■ **Objective**:
Filter for the word "JSON" and keep each matching line.

[Dataset listings of figures]

>> BEGIN

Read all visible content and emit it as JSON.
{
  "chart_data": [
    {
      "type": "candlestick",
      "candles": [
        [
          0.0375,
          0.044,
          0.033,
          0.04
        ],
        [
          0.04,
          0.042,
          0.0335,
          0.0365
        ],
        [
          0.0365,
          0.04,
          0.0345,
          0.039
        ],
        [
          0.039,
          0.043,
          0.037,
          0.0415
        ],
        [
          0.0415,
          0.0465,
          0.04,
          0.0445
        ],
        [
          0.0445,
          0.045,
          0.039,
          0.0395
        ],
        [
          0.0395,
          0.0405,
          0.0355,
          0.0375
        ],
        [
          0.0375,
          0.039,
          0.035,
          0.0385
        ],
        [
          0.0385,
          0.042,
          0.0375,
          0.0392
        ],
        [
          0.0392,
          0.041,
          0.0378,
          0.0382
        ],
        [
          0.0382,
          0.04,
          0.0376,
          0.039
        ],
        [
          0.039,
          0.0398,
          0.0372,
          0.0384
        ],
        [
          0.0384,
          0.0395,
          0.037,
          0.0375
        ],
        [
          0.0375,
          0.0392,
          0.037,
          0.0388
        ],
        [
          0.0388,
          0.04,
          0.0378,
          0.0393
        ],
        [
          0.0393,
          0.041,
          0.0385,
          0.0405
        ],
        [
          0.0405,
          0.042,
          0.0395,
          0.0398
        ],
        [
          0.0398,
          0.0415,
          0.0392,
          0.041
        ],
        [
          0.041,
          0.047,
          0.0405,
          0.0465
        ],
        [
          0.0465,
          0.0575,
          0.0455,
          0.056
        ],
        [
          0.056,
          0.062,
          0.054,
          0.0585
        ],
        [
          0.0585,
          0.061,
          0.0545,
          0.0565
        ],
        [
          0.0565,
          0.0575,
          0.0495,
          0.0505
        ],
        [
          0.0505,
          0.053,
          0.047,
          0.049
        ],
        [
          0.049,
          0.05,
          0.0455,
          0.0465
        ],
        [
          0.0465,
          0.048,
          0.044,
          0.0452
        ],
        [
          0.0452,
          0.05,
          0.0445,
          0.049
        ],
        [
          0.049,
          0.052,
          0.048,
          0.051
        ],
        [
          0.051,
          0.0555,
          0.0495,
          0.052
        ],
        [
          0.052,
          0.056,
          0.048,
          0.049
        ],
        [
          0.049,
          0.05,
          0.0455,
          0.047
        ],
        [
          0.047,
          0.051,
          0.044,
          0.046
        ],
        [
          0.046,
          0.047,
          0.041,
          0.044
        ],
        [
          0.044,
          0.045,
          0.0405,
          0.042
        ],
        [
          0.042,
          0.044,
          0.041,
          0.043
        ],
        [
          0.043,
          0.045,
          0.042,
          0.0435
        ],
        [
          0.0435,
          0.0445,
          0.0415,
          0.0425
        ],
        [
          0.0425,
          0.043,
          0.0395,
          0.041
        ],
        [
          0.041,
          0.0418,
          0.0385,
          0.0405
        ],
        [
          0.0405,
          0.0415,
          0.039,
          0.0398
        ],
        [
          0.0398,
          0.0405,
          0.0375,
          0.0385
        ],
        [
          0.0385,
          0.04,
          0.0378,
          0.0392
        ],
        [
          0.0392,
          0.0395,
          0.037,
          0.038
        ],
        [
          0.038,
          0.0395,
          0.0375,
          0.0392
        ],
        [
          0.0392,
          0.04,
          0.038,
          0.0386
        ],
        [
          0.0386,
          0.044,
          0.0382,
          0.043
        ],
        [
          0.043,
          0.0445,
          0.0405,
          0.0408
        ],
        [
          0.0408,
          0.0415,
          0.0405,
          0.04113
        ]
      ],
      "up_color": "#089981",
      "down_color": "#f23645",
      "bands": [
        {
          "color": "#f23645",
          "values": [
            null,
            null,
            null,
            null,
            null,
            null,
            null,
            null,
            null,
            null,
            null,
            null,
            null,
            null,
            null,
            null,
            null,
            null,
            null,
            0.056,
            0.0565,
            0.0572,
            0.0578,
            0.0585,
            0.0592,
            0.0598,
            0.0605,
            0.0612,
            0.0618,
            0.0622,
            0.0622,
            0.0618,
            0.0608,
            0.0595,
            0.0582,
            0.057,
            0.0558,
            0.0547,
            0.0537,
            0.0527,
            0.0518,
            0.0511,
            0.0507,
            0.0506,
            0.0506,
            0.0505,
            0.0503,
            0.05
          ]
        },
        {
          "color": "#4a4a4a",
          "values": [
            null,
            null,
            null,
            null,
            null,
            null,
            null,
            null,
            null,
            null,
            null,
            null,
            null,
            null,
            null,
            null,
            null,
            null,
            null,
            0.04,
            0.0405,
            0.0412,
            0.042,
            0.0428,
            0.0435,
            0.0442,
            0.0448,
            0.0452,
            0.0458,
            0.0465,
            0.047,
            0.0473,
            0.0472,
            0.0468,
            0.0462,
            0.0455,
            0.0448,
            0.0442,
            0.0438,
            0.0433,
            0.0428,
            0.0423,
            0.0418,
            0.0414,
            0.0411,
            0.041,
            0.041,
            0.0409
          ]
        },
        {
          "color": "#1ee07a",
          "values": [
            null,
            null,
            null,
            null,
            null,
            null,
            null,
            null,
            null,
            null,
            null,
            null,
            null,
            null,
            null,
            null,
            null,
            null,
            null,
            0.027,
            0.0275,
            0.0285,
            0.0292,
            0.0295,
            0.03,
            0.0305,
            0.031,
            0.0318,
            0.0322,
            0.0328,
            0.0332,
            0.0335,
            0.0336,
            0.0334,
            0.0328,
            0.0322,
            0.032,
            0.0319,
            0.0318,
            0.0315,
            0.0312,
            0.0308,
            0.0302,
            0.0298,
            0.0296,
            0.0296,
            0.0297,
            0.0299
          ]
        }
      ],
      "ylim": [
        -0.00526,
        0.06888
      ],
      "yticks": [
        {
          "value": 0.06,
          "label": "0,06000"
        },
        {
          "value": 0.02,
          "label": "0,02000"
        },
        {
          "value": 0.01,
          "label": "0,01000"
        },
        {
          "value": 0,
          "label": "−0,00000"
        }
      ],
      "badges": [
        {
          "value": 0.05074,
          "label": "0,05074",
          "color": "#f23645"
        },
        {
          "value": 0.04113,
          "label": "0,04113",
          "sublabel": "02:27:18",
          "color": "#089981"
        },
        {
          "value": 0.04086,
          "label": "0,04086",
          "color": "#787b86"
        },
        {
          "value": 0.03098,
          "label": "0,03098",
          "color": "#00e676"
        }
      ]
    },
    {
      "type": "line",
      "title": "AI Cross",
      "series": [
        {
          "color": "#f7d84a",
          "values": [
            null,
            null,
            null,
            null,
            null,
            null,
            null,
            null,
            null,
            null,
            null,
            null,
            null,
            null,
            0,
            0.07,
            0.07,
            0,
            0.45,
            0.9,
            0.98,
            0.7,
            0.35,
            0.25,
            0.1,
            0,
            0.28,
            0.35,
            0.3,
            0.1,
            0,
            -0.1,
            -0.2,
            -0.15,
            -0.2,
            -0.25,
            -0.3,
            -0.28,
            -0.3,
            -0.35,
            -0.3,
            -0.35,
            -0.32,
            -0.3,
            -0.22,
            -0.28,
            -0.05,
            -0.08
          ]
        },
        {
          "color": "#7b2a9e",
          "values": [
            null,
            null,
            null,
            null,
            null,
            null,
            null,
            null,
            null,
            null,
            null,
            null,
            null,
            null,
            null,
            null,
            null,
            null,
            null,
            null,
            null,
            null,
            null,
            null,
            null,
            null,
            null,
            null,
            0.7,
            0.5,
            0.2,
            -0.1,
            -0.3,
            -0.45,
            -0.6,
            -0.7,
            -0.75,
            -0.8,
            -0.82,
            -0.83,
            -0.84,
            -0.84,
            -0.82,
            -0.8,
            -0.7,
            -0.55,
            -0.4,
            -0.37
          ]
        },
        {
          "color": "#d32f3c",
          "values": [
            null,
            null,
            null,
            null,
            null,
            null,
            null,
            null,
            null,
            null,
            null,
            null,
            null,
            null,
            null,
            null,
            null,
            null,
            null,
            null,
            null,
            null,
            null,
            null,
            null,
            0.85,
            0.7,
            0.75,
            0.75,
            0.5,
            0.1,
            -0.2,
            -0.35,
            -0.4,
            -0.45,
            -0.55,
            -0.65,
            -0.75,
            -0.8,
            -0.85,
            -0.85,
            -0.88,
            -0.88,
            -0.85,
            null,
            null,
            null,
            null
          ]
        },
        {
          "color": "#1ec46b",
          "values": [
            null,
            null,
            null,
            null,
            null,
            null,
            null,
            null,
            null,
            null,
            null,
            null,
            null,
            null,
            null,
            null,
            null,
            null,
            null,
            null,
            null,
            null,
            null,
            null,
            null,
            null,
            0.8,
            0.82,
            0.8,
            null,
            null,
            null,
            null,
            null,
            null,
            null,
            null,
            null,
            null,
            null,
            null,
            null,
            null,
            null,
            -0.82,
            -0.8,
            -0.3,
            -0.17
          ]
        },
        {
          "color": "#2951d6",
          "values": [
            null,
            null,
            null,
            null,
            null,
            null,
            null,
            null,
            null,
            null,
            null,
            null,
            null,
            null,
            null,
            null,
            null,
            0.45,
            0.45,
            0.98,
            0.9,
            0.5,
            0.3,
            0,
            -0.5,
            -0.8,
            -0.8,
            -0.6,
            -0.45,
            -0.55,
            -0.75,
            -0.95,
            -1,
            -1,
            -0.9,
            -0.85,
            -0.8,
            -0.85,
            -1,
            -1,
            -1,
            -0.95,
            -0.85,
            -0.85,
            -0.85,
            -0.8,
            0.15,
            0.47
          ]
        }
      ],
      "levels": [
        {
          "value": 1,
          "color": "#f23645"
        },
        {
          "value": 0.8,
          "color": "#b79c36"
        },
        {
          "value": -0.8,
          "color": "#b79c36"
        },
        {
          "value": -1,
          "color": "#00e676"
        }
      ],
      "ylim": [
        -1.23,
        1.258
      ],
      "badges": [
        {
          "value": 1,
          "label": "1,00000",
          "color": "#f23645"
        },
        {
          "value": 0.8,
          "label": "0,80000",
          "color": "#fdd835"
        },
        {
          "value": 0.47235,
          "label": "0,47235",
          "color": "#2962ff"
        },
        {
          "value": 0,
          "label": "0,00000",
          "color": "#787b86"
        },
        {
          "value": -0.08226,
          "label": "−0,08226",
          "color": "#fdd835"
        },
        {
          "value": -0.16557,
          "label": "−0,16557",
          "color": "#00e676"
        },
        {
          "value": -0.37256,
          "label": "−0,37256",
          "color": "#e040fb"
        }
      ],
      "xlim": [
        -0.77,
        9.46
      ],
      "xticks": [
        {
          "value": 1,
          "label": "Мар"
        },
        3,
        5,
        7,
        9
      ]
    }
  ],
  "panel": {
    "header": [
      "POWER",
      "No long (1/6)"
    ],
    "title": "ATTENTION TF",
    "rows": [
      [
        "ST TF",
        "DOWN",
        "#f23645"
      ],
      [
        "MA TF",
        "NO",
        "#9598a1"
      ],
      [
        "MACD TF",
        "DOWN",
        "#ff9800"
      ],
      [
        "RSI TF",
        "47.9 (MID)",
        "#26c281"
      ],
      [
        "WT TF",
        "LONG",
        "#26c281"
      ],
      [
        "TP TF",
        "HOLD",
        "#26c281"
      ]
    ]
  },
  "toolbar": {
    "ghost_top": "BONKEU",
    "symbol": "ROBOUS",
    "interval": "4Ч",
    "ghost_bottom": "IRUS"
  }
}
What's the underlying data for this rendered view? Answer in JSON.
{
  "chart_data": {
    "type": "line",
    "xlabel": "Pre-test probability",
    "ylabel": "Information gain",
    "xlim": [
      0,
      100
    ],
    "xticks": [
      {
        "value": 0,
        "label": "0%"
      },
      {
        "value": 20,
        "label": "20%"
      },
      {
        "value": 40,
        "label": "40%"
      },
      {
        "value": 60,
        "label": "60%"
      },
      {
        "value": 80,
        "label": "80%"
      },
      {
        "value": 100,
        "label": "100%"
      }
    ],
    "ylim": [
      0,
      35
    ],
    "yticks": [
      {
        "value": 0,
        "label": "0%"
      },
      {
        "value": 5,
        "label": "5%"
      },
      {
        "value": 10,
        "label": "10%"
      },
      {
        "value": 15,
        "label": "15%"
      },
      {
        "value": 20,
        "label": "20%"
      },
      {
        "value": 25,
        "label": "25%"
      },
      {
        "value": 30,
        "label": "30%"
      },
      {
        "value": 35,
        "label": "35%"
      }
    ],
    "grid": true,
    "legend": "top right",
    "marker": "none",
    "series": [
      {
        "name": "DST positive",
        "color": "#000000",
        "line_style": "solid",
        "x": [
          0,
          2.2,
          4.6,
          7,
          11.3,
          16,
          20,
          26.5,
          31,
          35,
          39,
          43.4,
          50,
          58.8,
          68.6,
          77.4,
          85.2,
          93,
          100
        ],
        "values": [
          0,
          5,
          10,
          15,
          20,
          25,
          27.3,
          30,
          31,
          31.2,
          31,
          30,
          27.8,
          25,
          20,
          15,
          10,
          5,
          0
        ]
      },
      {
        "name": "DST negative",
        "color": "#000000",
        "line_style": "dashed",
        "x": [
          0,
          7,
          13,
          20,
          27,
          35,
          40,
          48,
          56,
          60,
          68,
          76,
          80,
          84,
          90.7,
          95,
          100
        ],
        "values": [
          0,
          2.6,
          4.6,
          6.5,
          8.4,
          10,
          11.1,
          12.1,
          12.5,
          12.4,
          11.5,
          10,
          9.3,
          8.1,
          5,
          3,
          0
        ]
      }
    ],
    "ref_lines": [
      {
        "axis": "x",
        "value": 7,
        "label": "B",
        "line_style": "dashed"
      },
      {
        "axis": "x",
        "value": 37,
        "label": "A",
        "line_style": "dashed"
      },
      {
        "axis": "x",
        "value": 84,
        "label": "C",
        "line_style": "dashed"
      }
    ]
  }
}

>> END

■ **The answer**:
Read all visible content and emit it as JSON.
What's the underlying data for this rendered view? Answer in JSON.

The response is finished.